## Task to carry out
Copy the data line for line, from its first line through the line that contains "gridlines [45,64,1392,640]", including both of those lines.

## Supplied data
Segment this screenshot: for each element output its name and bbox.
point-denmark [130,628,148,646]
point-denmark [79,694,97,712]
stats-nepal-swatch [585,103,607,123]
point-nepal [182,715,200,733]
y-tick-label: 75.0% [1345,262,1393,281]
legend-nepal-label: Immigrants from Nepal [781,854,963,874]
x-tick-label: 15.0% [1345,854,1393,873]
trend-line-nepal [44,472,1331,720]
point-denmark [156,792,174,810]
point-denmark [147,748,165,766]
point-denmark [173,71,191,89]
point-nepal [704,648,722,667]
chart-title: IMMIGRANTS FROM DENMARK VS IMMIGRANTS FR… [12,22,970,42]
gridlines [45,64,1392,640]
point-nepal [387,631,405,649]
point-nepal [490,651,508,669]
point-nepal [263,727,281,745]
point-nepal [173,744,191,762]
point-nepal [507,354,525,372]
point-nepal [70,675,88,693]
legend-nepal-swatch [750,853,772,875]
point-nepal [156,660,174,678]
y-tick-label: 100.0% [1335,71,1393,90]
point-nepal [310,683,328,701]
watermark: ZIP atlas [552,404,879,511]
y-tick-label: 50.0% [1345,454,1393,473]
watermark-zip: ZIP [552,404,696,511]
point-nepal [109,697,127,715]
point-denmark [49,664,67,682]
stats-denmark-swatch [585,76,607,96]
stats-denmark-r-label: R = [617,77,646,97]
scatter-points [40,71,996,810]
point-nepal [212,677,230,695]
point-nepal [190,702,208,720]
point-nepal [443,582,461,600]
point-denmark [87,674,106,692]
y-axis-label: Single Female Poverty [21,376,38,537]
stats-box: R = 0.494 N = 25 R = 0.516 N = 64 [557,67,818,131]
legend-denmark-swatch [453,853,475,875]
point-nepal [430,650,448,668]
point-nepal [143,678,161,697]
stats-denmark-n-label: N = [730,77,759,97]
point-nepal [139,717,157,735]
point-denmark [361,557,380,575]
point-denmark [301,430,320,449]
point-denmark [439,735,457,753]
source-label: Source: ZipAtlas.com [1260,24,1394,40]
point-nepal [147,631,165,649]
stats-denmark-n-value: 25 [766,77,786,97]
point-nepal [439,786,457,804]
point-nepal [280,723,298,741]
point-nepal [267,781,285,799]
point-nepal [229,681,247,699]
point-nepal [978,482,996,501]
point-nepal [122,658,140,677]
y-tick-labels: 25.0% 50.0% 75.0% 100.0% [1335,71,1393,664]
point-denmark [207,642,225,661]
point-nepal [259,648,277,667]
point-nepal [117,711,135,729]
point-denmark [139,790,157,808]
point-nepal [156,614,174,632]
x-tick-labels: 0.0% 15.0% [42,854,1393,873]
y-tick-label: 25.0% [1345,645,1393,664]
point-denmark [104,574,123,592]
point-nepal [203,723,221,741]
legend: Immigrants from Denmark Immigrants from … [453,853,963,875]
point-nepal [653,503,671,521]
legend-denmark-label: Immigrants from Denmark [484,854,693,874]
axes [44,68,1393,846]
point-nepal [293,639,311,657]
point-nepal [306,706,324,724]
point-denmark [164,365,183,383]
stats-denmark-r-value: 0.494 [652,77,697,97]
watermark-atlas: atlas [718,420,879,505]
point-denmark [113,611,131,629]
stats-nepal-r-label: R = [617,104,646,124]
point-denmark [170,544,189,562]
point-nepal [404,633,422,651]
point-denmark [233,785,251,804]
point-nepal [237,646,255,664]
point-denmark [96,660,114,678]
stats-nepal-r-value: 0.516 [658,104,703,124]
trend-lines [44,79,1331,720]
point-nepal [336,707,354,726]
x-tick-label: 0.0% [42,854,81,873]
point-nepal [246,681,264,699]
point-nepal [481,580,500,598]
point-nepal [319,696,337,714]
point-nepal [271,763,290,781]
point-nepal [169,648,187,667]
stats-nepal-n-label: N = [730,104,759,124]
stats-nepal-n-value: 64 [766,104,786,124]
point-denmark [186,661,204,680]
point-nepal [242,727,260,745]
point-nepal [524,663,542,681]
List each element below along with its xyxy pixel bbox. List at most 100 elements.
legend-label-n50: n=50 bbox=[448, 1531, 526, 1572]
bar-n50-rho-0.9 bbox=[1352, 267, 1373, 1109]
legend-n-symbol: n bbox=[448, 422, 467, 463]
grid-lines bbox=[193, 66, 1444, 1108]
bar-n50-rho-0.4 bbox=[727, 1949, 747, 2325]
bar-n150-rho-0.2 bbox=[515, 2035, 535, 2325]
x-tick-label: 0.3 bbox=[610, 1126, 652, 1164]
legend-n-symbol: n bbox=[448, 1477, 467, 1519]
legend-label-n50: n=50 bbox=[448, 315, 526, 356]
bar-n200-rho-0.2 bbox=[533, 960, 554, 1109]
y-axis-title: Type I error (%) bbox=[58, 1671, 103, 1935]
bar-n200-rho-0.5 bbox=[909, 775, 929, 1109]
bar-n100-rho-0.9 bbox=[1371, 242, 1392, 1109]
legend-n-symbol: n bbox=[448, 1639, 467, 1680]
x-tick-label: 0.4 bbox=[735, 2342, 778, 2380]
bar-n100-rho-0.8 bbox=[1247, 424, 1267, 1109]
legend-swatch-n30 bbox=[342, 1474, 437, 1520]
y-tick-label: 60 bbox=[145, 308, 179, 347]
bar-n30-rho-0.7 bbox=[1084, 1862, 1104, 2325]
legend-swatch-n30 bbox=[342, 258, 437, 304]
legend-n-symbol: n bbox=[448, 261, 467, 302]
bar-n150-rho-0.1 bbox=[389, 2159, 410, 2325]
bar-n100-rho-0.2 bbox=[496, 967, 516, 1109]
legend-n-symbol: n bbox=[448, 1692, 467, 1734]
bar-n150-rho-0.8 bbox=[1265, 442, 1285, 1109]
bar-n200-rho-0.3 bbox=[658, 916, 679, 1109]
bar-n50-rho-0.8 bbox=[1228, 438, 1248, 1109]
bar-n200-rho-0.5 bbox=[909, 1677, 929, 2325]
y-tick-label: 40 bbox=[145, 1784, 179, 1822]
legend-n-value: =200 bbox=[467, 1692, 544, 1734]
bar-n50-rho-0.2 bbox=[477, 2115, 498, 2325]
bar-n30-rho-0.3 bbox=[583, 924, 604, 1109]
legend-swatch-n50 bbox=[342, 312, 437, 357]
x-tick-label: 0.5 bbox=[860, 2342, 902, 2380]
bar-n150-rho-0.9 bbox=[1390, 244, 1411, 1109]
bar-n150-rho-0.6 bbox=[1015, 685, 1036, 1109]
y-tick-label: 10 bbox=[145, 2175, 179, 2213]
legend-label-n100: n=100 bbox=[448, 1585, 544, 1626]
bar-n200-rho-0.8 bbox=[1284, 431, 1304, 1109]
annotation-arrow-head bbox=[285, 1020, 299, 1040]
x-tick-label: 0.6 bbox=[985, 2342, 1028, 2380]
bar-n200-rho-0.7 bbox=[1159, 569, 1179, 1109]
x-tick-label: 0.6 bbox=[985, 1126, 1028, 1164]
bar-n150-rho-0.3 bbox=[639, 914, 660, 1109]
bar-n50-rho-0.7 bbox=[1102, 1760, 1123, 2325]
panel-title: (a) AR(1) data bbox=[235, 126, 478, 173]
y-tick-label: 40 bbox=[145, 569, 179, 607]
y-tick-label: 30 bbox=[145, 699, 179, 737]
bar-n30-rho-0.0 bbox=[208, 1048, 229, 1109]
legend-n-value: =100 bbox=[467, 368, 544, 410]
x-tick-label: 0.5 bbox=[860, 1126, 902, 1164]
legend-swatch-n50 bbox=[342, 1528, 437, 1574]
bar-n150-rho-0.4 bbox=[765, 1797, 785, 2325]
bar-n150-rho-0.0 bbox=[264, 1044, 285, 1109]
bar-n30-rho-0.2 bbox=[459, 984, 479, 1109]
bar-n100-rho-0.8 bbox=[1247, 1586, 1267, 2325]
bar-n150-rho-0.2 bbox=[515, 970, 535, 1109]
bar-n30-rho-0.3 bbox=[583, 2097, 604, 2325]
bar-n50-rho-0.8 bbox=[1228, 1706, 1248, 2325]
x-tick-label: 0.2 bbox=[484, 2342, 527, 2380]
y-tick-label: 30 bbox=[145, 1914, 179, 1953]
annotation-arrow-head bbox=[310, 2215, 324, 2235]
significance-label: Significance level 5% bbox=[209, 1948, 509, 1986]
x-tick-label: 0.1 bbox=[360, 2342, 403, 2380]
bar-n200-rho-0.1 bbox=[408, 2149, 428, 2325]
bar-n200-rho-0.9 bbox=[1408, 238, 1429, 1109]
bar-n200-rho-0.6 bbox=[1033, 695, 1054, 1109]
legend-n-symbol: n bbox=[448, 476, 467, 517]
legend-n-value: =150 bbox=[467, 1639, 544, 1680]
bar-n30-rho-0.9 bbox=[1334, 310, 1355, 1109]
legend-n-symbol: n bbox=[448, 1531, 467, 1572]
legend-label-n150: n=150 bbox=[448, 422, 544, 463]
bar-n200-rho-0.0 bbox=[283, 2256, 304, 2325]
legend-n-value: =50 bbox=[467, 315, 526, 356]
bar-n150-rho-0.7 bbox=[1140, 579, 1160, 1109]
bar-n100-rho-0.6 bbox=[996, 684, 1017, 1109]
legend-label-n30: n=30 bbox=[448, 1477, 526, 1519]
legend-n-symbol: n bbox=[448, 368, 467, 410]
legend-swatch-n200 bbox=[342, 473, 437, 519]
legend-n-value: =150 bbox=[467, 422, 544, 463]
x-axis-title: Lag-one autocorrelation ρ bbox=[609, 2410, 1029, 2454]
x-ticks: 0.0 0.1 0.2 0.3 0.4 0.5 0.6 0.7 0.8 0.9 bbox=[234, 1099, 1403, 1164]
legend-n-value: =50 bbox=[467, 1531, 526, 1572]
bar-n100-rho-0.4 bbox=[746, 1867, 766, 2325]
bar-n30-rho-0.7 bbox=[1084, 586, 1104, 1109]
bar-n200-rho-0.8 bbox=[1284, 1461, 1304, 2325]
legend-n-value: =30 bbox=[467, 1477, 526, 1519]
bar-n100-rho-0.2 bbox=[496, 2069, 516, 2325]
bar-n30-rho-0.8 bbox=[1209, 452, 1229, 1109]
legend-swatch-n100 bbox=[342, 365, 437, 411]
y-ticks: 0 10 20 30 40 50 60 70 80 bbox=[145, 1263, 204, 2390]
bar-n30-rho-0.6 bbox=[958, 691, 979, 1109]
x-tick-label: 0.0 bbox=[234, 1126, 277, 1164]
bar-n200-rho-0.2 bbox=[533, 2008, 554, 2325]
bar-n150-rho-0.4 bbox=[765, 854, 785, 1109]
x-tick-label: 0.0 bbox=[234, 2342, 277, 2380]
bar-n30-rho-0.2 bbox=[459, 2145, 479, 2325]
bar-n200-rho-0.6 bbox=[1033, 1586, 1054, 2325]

## Written answer
Segment this screenshot: for each element output its name and bbox.
point-denmark [130,628,148,646]
point-denmark [79,694,97,712]
stats-nepal-swatch [585,103,607,123]
point-nepal [182,715,200,733]
y-tick-label: 75.0% [1345,262,1393,281]
legend-nepal-label: Immigrants from Nepal [781,854,963,874]
x-tick-label: 15.0% [1345,854,1393,873]
trend-line-nepal [44,472,1331,720]
point-denmark [156,792,174,810]
point-denmark [147,748,165,766]
point-denmark [173,71,191,89]
point-nepal [704,648,722,667]
chart-title: IMMIGRANTS FROM DENMARK VS IMMIGRANTS FR… [12,22,970,42]
gridlines [45,64,1392,640]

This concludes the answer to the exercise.